### What you have to do
Review the listing and copy each line that holds the word "saja".

Stored records:
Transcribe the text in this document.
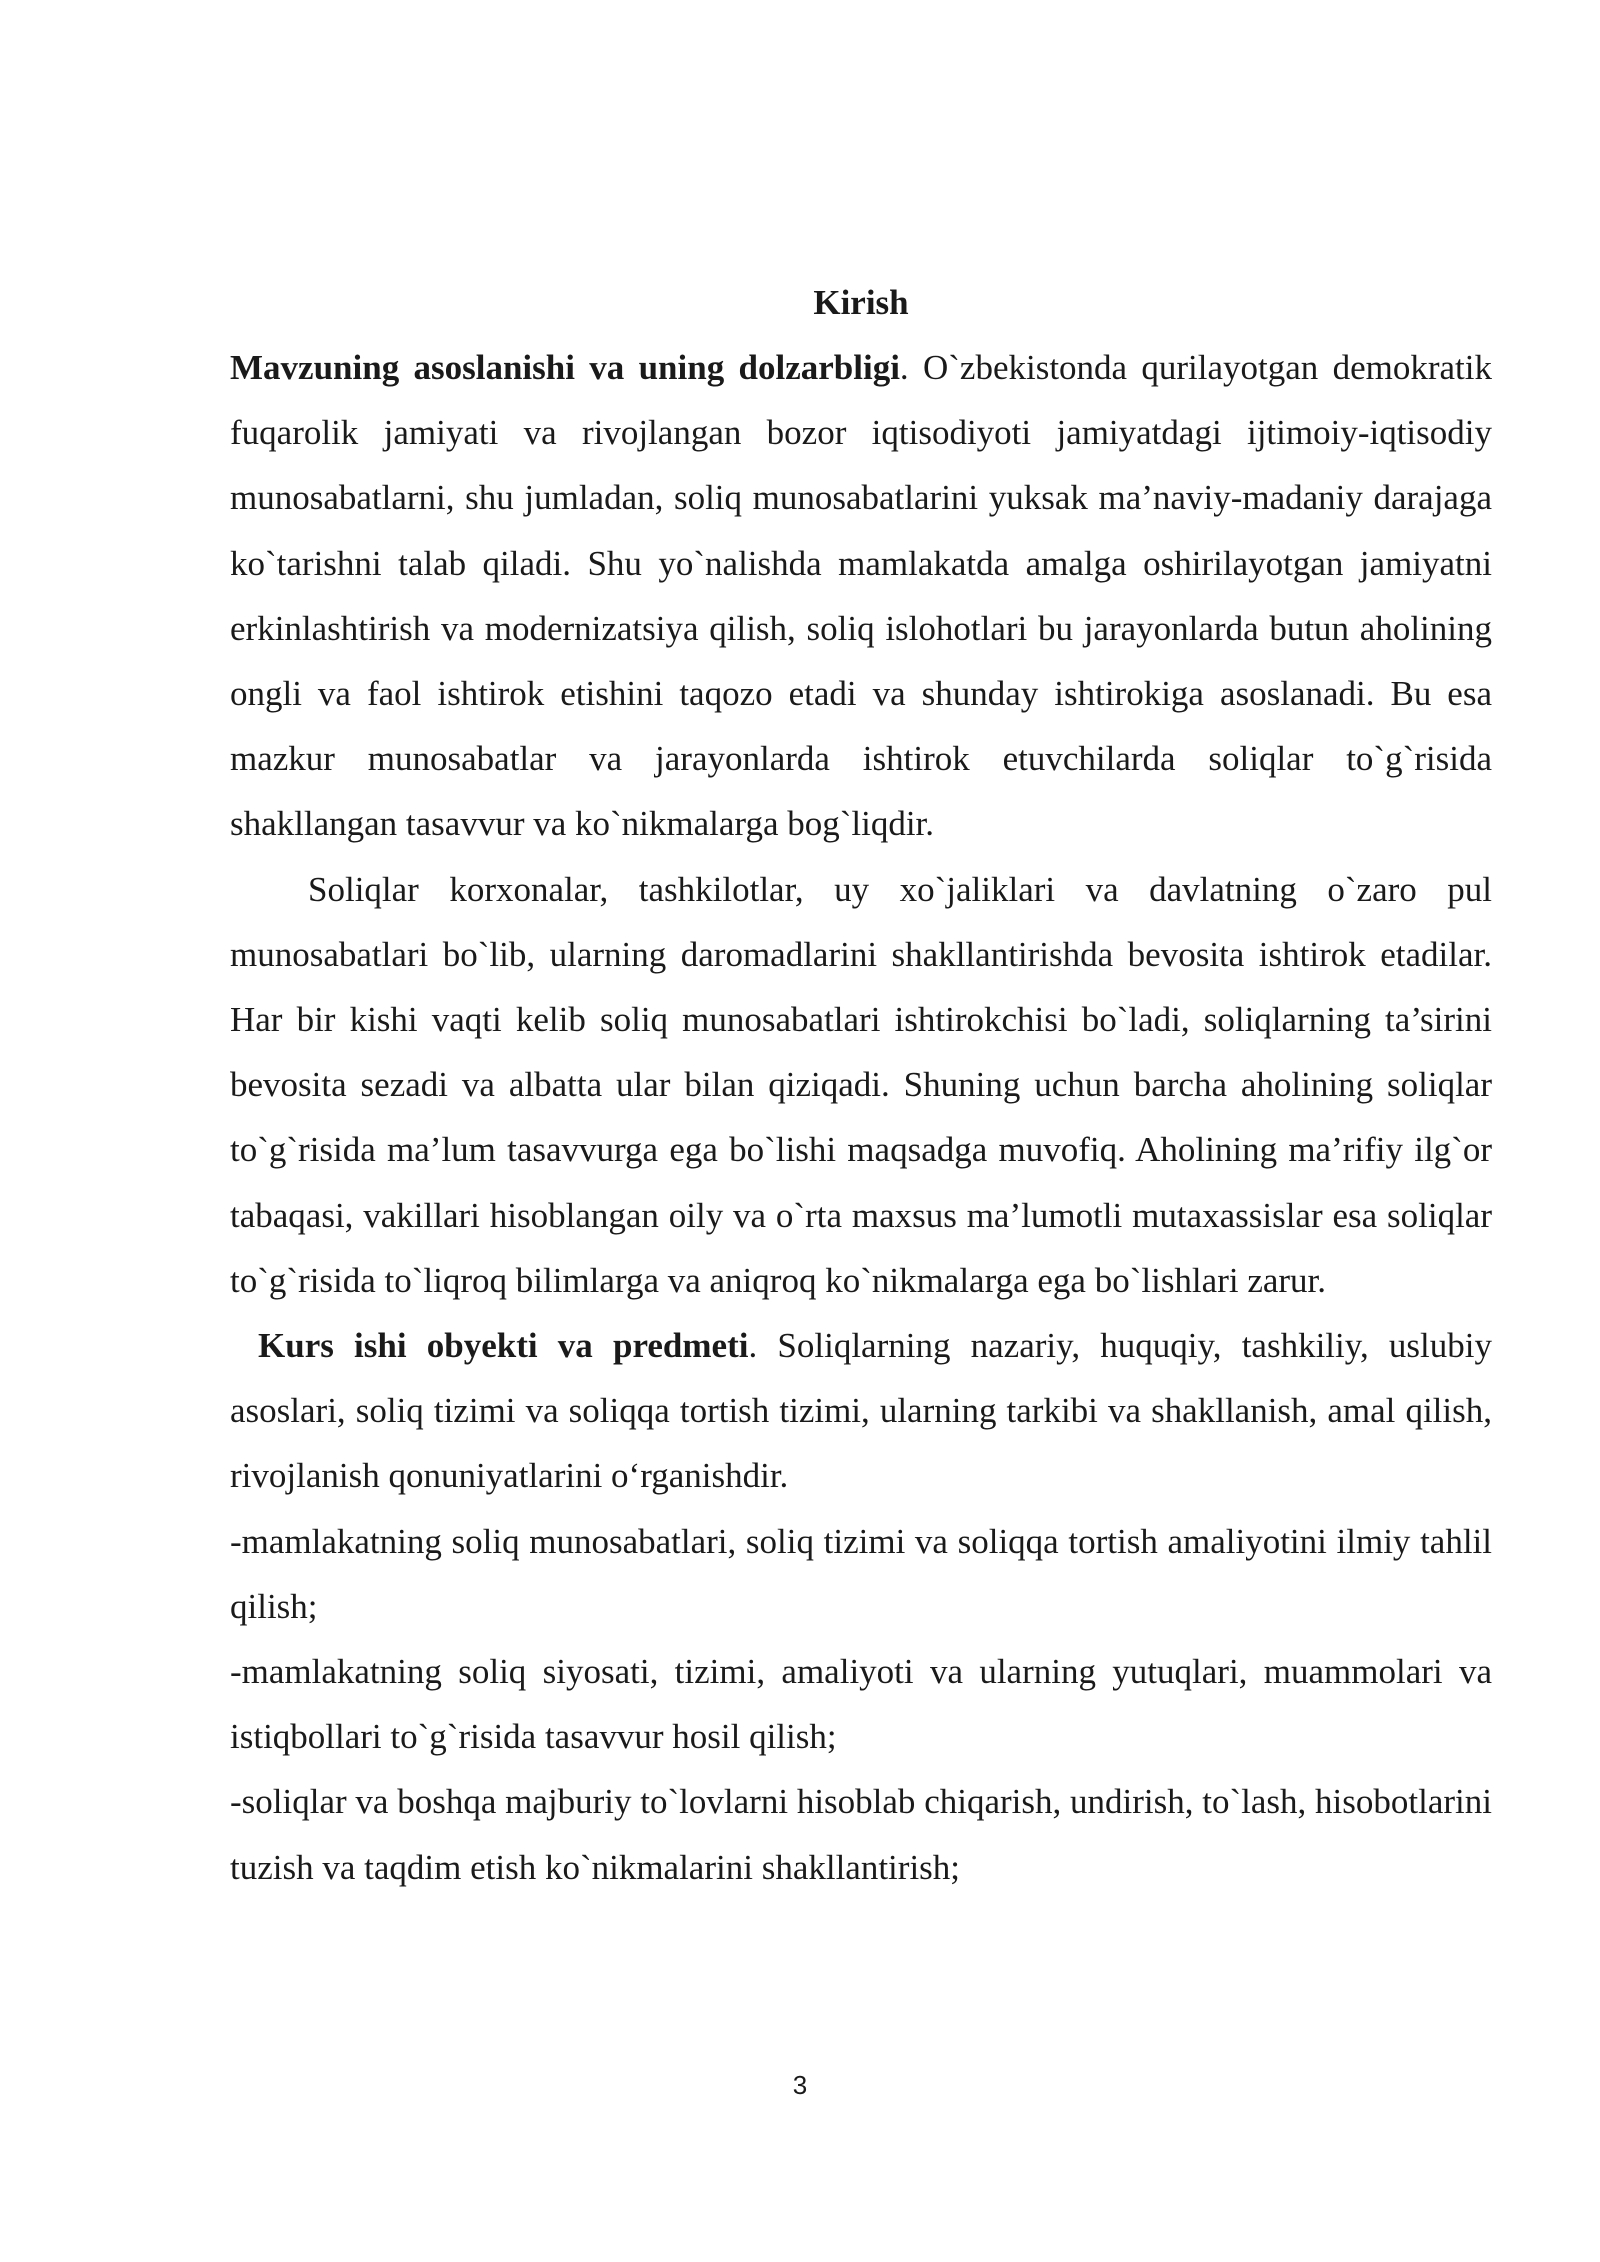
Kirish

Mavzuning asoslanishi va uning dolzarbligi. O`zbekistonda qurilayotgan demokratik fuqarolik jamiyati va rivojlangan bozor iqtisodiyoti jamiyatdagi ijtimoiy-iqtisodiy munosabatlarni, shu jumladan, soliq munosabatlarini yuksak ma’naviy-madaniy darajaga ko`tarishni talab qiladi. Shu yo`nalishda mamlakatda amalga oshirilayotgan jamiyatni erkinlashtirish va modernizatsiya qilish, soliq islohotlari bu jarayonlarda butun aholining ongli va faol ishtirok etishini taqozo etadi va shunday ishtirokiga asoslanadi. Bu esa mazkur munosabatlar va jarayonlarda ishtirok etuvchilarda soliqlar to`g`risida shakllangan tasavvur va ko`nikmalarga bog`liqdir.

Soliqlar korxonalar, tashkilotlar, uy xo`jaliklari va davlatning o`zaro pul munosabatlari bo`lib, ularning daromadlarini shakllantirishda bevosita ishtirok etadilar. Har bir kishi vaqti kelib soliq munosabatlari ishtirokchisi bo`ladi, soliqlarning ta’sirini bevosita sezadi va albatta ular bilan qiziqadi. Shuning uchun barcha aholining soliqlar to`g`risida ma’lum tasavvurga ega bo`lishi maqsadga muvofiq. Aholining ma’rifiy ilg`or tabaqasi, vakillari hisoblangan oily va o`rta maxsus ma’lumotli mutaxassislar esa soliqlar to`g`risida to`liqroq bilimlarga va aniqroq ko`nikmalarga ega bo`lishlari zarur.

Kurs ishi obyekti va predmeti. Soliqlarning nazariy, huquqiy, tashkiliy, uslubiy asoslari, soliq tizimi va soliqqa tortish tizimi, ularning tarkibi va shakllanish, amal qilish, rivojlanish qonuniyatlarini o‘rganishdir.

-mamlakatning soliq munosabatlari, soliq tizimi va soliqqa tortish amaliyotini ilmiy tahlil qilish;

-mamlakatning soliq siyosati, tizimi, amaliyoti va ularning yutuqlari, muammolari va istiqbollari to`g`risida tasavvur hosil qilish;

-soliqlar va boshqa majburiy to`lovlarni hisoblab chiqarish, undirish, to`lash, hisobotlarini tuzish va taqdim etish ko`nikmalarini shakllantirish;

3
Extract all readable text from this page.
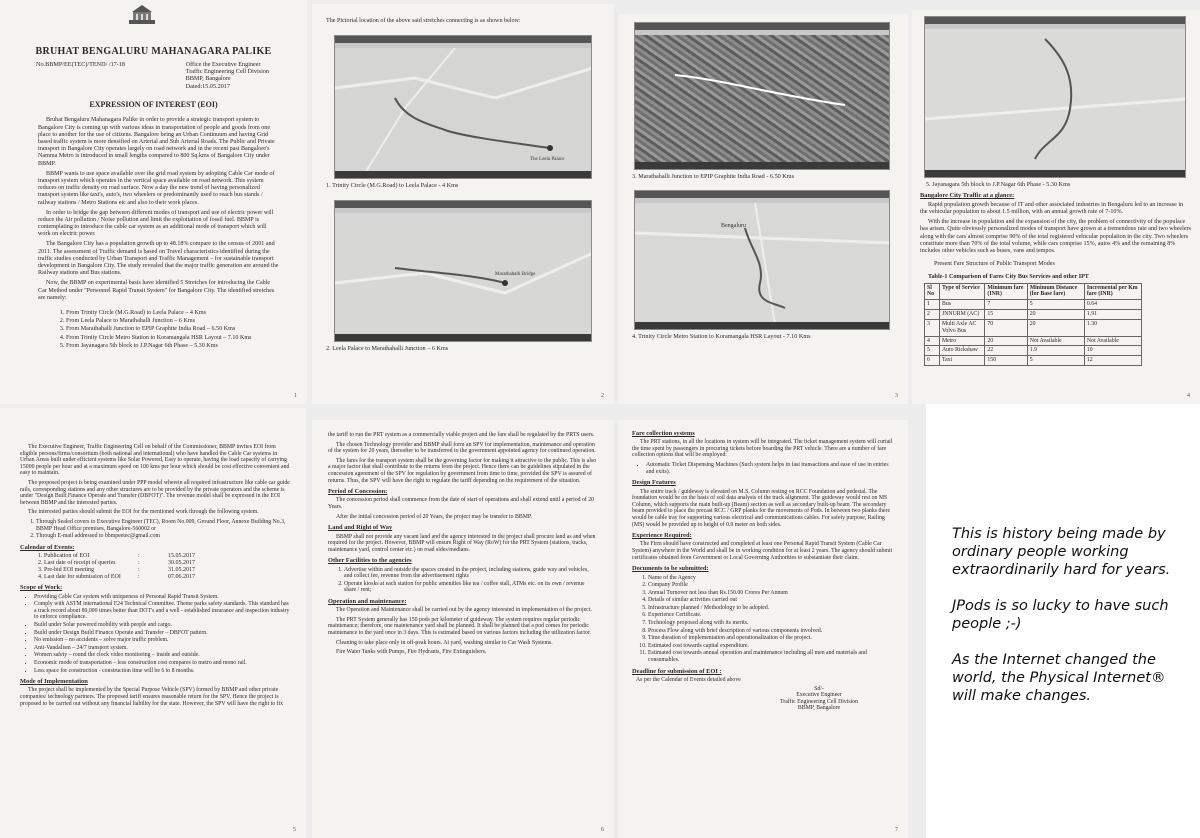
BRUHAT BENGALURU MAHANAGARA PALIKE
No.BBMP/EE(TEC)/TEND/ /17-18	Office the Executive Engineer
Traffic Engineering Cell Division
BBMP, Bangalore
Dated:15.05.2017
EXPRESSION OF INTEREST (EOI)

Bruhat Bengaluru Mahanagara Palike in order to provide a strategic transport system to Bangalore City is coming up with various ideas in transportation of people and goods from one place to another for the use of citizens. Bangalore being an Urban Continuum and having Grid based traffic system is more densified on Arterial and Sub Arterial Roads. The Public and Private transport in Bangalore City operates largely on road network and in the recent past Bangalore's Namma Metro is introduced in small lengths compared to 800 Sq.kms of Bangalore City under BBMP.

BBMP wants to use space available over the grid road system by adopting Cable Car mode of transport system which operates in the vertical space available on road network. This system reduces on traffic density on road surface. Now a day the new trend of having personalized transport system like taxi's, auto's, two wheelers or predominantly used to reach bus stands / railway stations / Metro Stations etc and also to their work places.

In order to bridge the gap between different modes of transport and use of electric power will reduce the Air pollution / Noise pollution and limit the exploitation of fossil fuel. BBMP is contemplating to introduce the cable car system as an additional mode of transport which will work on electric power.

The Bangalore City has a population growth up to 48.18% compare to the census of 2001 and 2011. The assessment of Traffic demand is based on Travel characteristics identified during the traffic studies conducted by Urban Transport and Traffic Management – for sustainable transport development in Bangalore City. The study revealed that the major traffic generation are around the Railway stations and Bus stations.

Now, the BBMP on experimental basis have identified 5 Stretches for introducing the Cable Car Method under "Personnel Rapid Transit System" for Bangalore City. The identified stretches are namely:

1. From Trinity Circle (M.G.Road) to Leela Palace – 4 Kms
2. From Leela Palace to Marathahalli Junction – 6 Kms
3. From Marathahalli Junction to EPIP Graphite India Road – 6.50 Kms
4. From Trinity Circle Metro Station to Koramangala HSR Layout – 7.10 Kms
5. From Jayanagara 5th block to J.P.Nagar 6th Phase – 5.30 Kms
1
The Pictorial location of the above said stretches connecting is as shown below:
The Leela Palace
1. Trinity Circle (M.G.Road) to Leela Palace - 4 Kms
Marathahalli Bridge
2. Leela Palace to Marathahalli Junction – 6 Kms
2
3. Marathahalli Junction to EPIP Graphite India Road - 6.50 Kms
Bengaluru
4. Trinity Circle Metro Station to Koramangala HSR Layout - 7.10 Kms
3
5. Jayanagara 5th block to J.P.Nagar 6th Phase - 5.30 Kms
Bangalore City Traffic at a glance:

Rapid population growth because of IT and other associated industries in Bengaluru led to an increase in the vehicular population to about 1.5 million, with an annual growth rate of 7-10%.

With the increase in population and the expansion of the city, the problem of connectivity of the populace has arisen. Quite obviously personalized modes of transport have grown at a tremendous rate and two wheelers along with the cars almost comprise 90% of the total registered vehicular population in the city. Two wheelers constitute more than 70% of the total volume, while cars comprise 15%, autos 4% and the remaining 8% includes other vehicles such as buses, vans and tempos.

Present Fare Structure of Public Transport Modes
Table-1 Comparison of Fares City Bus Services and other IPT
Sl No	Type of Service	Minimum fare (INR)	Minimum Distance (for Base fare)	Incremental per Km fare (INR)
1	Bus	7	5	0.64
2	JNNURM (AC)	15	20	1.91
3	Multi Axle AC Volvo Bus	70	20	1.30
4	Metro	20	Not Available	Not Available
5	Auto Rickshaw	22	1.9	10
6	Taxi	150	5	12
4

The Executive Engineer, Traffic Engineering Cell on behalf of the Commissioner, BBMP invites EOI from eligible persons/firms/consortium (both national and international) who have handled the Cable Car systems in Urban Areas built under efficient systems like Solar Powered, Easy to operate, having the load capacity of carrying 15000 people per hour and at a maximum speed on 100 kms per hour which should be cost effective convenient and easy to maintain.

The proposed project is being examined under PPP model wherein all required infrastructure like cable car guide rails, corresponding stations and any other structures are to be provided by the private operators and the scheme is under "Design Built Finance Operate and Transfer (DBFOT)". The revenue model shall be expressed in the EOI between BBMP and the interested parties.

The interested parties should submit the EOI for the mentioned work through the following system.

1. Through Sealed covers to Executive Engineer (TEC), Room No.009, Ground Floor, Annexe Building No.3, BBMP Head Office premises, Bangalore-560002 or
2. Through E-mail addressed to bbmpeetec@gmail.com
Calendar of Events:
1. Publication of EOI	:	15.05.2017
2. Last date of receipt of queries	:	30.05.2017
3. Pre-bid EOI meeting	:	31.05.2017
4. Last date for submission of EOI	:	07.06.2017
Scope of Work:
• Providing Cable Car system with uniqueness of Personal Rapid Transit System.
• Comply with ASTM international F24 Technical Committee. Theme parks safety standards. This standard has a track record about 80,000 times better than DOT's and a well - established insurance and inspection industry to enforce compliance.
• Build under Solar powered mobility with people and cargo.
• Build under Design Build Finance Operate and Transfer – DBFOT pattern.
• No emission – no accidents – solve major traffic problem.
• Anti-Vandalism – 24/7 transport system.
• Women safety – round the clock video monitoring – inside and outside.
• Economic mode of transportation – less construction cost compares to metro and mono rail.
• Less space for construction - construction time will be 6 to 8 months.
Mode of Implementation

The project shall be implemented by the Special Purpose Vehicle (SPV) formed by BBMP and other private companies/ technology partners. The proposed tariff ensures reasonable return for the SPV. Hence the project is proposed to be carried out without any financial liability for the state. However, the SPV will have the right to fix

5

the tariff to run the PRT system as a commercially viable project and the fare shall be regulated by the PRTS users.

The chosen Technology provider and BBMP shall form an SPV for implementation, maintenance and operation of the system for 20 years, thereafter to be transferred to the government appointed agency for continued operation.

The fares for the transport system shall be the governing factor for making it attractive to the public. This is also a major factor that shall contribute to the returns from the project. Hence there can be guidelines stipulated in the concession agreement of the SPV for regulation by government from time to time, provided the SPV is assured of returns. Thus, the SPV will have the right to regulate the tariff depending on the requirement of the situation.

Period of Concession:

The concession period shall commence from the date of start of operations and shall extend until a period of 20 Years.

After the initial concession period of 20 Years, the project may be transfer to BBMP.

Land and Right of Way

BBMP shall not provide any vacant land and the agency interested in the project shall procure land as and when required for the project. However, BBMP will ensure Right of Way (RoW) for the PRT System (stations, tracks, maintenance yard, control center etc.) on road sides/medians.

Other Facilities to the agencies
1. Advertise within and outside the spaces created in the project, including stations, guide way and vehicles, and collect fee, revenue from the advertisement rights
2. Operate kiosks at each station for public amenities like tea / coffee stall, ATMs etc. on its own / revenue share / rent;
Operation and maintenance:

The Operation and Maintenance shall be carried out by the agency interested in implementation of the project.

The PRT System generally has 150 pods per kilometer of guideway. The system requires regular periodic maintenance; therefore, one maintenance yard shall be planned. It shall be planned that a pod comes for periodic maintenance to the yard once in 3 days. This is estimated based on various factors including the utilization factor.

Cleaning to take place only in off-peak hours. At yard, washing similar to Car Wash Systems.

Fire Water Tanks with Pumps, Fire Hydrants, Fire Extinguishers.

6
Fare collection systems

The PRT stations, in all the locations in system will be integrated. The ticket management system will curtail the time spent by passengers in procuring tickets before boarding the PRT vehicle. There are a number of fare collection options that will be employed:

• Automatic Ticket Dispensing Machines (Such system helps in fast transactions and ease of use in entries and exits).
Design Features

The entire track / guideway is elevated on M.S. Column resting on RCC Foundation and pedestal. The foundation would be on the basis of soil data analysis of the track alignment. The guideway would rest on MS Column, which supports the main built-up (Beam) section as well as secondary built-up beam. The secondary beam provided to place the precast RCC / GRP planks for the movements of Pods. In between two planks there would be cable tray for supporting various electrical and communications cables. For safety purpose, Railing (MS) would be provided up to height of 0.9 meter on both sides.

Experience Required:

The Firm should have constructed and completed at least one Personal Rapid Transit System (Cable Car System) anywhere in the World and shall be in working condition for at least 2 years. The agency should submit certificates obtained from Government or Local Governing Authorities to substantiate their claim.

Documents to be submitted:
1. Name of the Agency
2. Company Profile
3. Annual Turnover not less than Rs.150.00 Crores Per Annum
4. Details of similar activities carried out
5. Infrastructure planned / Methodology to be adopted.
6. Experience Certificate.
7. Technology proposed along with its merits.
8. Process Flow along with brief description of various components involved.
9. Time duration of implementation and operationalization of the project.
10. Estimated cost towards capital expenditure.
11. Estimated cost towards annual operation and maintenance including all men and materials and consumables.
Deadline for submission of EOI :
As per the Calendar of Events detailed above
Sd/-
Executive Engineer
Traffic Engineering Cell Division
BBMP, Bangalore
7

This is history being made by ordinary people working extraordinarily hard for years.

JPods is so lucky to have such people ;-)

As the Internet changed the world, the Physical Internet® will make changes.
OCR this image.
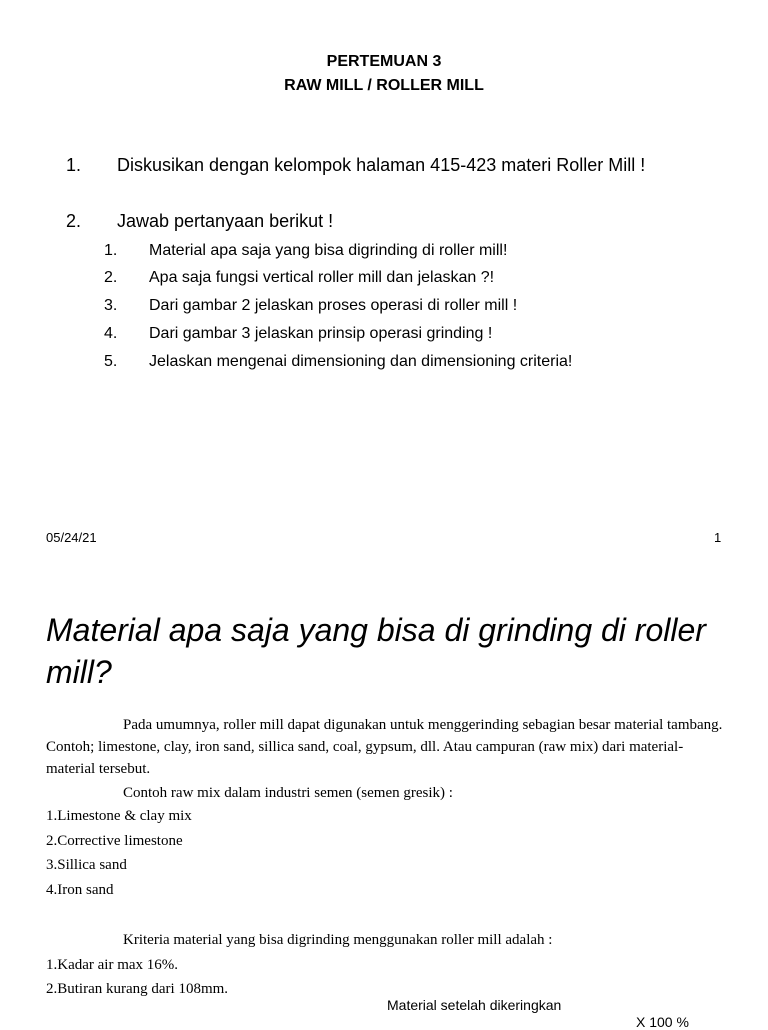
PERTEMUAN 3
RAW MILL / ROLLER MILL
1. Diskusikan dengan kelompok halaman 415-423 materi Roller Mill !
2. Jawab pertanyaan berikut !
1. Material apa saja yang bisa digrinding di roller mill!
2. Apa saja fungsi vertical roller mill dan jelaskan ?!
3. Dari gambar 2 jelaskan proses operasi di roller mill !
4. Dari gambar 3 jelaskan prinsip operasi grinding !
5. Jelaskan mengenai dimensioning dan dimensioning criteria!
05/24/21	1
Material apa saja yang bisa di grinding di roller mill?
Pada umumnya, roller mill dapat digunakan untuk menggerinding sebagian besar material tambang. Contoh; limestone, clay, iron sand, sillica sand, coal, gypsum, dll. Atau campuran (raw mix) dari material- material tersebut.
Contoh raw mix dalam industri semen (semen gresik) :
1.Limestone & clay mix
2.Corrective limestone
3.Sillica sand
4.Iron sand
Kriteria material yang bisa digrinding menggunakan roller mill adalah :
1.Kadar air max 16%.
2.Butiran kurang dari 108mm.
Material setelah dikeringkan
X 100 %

### Task answer
1. Material apa saja yang bisa digrinding di roller mill!
2. Apa saja fungsi vertical roller mill dan jelaskan ?!
Material apa saja yang bisa di grinding di roller mill?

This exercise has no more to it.